What is expected: Which lines in the records below contain the word "était"? Copy each one out.

Input data:
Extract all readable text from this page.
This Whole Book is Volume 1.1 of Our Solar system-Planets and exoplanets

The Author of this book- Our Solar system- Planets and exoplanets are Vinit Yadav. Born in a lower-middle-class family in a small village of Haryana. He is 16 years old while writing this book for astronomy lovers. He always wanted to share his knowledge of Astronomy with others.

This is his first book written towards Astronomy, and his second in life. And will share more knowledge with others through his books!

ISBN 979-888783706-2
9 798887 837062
...
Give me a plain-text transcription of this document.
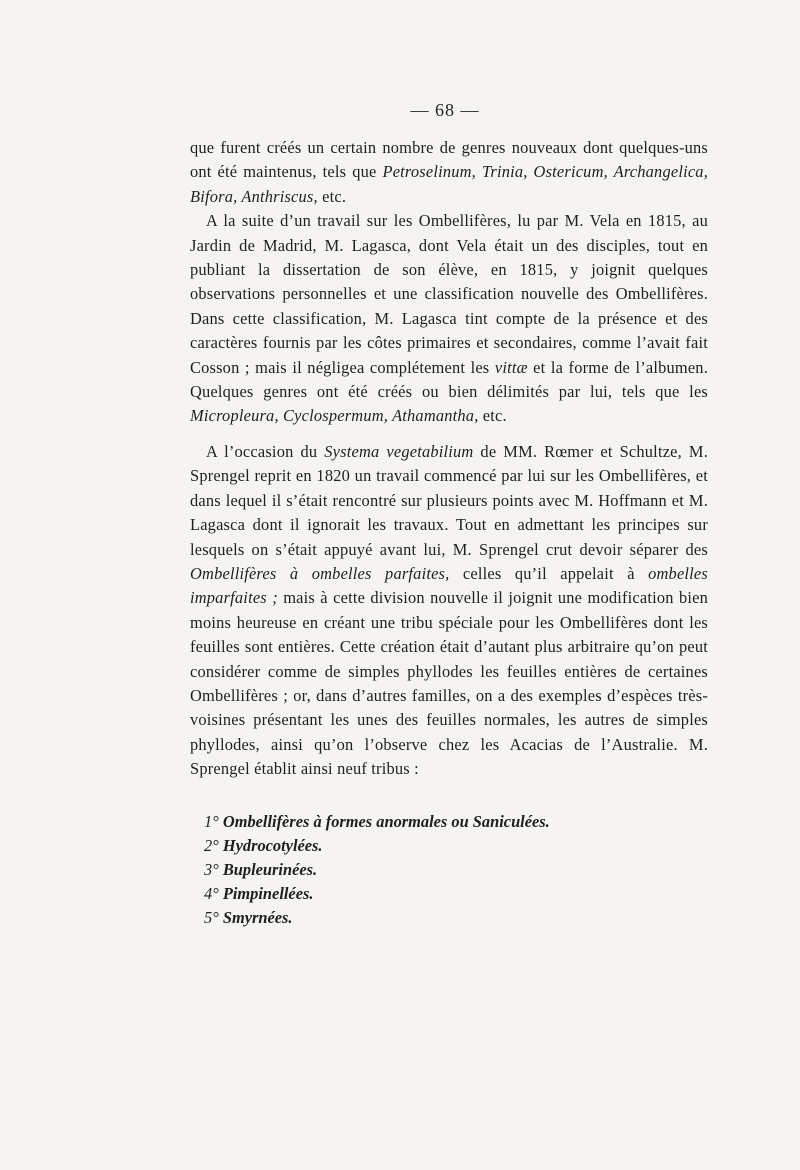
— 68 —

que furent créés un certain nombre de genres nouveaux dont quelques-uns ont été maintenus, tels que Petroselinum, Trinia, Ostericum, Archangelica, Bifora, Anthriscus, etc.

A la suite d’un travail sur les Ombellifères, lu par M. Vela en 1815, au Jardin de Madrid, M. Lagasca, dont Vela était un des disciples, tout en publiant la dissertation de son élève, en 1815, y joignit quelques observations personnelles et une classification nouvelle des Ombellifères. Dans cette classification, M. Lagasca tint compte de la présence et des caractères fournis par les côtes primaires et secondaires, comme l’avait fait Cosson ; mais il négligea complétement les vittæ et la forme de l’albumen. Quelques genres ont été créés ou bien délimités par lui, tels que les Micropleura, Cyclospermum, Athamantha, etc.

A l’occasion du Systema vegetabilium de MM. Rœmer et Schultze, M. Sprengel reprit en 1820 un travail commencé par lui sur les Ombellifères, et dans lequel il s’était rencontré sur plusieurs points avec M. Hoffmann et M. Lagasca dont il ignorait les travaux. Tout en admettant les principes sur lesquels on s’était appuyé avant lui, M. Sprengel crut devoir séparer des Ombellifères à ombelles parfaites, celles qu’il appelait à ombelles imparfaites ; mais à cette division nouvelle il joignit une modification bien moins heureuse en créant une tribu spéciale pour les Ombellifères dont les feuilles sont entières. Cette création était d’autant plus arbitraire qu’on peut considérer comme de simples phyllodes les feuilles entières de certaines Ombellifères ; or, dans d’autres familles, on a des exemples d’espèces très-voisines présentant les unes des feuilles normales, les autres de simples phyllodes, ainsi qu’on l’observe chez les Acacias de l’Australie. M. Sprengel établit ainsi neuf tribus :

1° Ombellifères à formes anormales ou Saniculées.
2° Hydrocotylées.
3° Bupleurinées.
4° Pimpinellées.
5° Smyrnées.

Solved problem:
A la suite d’un travail sur les Ombellifères, lu par M. Vela en 1815, au Jardin de Madrid, M. Lagasca, dont Vela était un des disciples, tout en publiant la dissertation de son élève, en 1815, y joignit quelques observations personnelles et une classification nouvelle des Ombellifères. Dans cette classification, M. Lagasca tint compte de la présence et des caractères fournis par les côtes primaires et secondaires, comme l’avait fait Cosson ; mais il négligea complétement les vittæ et la forme de l’albumen. Quelques genres ont été créés ou bien délimités par lui, tels que les Micropleura, Cyclospermum, Athamantha, etc.
A l’occasion du Systema vegetabilium de MM. Rœmer et Schultze, M. Sprengel reprit en 1820 un travail commencé par lui sur les Ombellifères, et dans lequel il s’était rencontré sur plusieurs points avec M. Hoffmann et M. Lagasca dont il ignorait les travaux. Tout en admettant les principes sur lesquels on s’était appuyé avant lui, M. Sprengel crut devoir séparer des Ombellifères à ombelles parfaites, celles qu’il appelait à ombelles imparfaites ; mais à cette division nouvelle il joignit une modification bien moins heureuse en créant une tribu spéciale pour les Ombellifères dont les feuilles sont entières. Cette création était d’autant plus arbitraire qu’on peut considérer comme de simples phyllodes les feuilles entières de certaines Ombellifères ; or, dans d’autres familles, on a des exemples d’espèces très-voisines présentant les unes des feuilles normales, les autres de simples phyllodes, ainsi qu’on l’observe chez les Acacias de l’Australie. M. Sprengel établit ainsi neuf tribus :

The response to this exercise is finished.